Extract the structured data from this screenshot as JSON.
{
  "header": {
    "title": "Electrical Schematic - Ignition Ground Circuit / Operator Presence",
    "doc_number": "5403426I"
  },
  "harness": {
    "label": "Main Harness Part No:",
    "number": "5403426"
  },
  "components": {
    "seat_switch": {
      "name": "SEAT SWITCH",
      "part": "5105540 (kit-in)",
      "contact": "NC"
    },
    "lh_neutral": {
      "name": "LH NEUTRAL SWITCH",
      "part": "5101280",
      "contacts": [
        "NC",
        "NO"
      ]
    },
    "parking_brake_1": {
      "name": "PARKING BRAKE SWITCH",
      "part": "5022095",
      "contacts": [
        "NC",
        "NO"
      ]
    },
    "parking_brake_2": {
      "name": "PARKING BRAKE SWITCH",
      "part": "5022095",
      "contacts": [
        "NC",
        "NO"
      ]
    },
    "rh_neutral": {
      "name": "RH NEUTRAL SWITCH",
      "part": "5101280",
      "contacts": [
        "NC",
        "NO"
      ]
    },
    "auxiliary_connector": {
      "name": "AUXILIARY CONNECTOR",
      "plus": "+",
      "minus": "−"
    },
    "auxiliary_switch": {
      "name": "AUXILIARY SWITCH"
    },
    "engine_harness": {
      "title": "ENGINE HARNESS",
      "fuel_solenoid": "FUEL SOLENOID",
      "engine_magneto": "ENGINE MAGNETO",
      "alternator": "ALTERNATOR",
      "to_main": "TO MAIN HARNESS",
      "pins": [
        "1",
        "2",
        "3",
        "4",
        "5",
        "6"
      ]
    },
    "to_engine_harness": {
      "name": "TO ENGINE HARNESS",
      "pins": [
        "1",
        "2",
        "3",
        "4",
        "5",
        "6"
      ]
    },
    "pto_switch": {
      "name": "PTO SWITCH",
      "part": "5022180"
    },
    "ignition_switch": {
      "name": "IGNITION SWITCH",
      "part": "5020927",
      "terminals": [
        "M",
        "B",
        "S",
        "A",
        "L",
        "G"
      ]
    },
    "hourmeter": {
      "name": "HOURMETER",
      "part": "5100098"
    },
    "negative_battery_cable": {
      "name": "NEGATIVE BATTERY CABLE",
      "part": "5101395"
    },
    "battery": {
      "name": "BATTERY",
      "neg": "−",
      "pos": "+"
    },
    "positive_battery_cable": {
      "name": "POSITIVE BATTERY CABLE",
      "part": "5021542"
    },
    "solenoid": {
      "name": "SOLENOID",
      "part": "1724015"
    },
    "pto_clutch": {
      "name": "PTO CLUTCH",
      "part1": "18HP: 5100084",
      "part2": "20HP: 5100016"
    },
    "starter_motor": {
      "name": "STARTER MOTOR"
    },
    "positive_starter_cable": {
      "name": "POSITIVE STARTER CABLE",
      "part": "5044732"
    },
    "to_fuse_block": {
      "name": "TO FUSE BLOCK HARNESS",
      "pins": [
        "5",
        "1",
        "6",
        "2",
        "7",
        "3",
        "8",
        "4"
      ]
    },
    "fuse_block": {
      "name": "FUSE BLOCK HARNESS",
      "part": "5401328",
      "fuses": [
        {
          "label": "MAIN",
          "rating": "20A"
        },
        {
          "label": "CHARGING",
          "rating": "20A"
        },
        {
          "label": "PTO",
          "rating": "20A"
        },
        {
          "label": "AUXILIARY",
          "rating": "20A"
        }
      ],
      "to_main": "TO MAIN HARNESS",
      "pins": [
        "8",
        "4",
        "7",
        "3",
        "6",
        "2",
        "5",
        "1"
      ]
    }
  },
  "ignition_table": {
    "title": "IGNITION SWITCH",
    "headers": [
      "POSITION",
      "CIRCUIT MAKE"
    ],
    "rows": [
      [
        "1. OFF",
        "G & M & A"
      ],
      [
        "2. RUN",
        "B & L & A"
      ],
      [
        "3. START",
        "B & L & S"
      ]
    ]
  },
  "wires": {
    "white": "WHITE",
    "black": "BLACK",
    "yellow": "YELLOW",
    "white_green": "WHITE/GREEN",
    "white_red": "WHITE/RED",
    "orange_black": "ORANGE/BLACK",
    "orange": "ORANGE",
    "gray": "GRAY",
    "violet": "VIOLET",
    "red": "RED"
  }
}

• _Exercise brief_: Copy out each line above, character for character.

• _Full solution_:
Extract the structured data from this screenshot as JSON.
{
  "header": {
    "title": "Electrical Schematic - Ignition Ground Circuit / Operator Presence",
    "doc_number": "5403426I"
  },
  "harness": {
    "label": "Main Harness Part No:",
    "number": "5403426"
  },
  "components": {
    "seat_switch": {
      "name": "SEAT SWITCH",
      "part": "5105540 (kit-in)",
      "contact": "NC"
    },
    "lh_neutral": {
      "name": "LH NEUTRAL SWITCH",
      "part": "5101280",
      "contacts": [
        "NC",
        "NO"
      ]
    },
    "parking_brake_1": {
      "name": "PARKING BRAKE SWITCH",
      "part": "5022095",
      "contacts": [
        "NC",
        "NO"
      ]
    },
    "parking_brake_2": {
      "name": "PARKING BRAKE SWITCH",
      "part": "5022095",
      "contacts": [
        "NC",
        "NO"
      ]
    },
    "rh_neutral": {
      "name": "RH NEUTRAL SWITCH",
      "part": "5101280",
      "contacts": [
        "NC",
        "NO"
      ]
    },
    "auxiliary_connector": {
      "name": "AUXILIARY CONNECTOR",
      "plus": "+",
      "minus": "−"
    },
    "auxiliary_switch": {
      "name": "AUXILIARY SWITCH"
    },
    "engine_harness": {
      "title": "ENGINE HARNESS",
      "fuel_solenoid": "FUEL SOLENOID",
      "engine_magneto": "ENGINE MAGNETO",
      "alternator": "ALTERNATOR",
      "to_main": "TO MAIN HARNESS",
      "pins": [
        "1",
        "2",
        "3",
        "4",
        "5",
        "6"
      ]
    },
    "to_engine_harness": {
      "name": "TO ENGINE HARNESS",
      "pins": [
        "1",
        "2",
        "3",
        "4",
        "5",
        "6"
      ]
    },
    "pto_switch": {
      "name": "PTO SWITCH",
      "part": "5022180"
    },
    "ignition_switch": {
      "name": "IGNITION SWITCH",
      "part": "5020927",
      "terminals": [
        "M",
        "B",
        "S",
        "A",
        "L",
        "G"
      ]
    },
    "hourmeter": {
      "name": "HOURMETER",
      "part": "5100098"
    },
    "negative_battery_cable": {
      "name": "NEGATIVE BATTERY CABLE",
      "part": "5101395"
    },
    "battery": {
      "name": "BATTERY",
      "neg": "−",
      "pos": "+"
    },
    "positive_battery_cable": {
      "name": "POSITIVE BATTERY CABLE",
      "part": "5021542"
    },
    "solenoid": {
      "name": "SOLENOID",
      "part": "1724015"
    },
    "pto_clutch": {
      "name": "PTO CLUTCH",
      "part1": "18HP: 5100084",
      "part2": "20HP: 5100016"
    },
    "starter_motor": {
      "name": "STARTER MOTOR"
    },
    "positive_starter_cable": {
      "name": "POSITIVE STARTER CABLE",
      "part": "5044732"
    },
    "to_fuse_block": {
      "name": "TO FUSE BLOCK HARNESS",
      "pins": [
        "5",
        "1",
        "6",
        "2",
        "7",
        "3",
        "8",
        "4"
      ]
    },
    "fuse_block": {
      "name": "FUSE BLOCK HARNESS",
      "part": "5401328",
      "fuses": [
        {
          "label": "MAIN",
          "rating": "20A"
        },
        {
          "label": "CHARGING",
          "rating": "20A"
        },
        {
          "label": "PTO",
          "rating": "20A"
        },
        {
          "label": "AUXILIARY",
          "rating": "20A"
        }
      ],
      "to_main": "TO MAIN HARNESS",
      "pins": [
        "8",
        "4",
        "7",
        "3",
        "6",
        "2",
        "5",
        "1"
      ]
    }
  },
  "ignition_table": {
    "title": "IGNITION SWITCH",
    "headers": [
      "POSITION",
      "CIRCUIT MAKE"
    ],
    "rows": [
      [
        "1. OFF",
        "G & M & A"
      ],
      [
        "2. RUN",
        "B & L & A"
      ],
      [
        "3. START",
        "B & L & S"
      ]
    ]
  },
  "wires": {
    "white": "WHITE",
    "black": "BLACK",
    "yellow": "YELLOW",
    "white_green": "WHITE/GREEN",
    "white_red": "WHITE/RED",
    "orange_black": "ORANGE/BLACK",
    "orange": "ORANGE",
    "gray": "GRAY",
    "violet": "VIOLET",
    "red": "RED"
  }
}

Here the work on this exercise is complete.